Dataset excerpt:
## Begin
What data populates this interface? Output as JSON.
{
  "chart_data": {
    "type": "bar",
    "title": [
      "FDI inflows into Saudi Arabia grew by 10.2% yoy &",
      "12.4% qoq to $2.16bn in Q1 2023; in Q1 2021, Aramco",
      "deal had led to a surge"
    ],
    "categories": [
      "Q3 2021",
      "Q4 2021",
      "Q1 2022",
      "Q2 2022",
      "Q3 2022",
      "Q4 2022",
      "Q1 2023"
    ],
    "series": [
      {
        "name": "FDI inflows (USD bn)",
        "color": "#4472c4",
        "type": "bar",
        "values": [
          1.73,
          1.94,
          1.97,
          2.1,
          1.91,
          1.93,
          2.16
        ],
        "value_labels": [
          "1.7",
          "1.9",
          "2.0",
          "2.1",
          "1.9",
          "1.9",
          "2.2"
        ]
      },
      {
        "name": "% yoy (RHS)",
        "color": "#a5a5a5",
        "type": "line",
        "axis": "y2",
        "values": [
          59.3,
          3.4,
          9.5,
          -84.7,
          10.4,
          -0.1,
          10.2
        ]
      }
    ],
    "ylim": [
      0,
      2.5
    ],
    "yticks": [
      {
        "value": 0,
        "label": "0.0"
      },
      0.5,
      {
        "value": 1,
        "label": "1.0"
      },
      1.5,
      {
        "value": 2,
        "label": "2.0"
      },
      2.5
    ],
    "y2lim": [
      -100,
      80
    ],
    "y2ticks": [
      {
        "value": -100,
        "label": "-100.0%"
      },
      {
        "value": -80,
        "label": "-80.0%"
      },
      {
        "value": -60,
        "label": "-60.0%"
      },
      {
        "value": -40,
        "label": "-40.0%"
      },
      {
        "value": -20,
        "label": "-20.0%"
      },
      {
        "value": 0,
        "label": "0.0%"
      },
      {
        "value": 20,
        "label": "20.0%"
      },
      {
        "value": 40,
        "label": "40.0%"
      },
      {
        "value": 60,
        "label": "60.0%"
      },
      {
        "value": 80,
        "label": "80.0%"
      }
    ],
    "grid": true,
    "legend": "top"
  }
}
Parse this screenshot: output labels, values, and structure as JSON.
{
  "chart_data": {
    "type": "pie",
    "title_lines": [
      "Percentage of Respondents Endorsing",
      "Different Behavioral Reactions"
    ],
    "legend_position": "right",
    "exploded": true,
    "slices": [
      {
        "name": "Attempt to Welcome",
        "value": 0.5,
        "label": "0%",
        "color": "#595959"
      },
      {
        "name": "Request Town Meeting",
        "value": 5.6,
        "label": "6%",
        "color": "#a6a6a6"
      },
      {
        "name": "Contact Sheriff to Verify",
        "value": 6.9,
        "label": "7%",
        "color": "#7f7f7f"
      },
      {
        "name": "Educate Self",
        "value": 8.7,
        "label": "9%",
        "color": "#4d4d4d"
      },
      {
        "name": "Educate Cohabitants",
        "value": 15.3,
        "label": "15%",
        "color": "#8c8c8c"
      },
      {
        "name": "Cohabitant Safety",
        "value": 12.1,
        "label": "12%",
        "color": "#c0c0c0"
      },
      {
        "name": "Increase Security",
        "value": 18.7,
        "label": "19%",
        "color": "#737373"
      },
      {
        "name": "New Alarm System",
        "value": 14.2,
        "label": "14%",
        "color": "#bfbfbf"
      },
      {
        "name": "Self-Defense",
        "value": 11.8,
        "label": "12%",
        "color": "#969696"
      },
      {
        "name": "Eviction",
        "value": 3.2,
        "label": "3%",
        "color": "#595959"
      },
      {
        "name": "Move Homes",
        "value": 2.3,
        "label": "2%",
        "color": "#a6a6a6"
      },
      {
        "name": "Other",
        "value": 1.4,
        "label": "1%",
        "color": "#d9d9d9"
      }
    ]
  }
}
## End
Problem:
For each line of the entries that includes "Self", show that line.

Reply:
        "name": "Educate Self",
        "name": "Self-Defense",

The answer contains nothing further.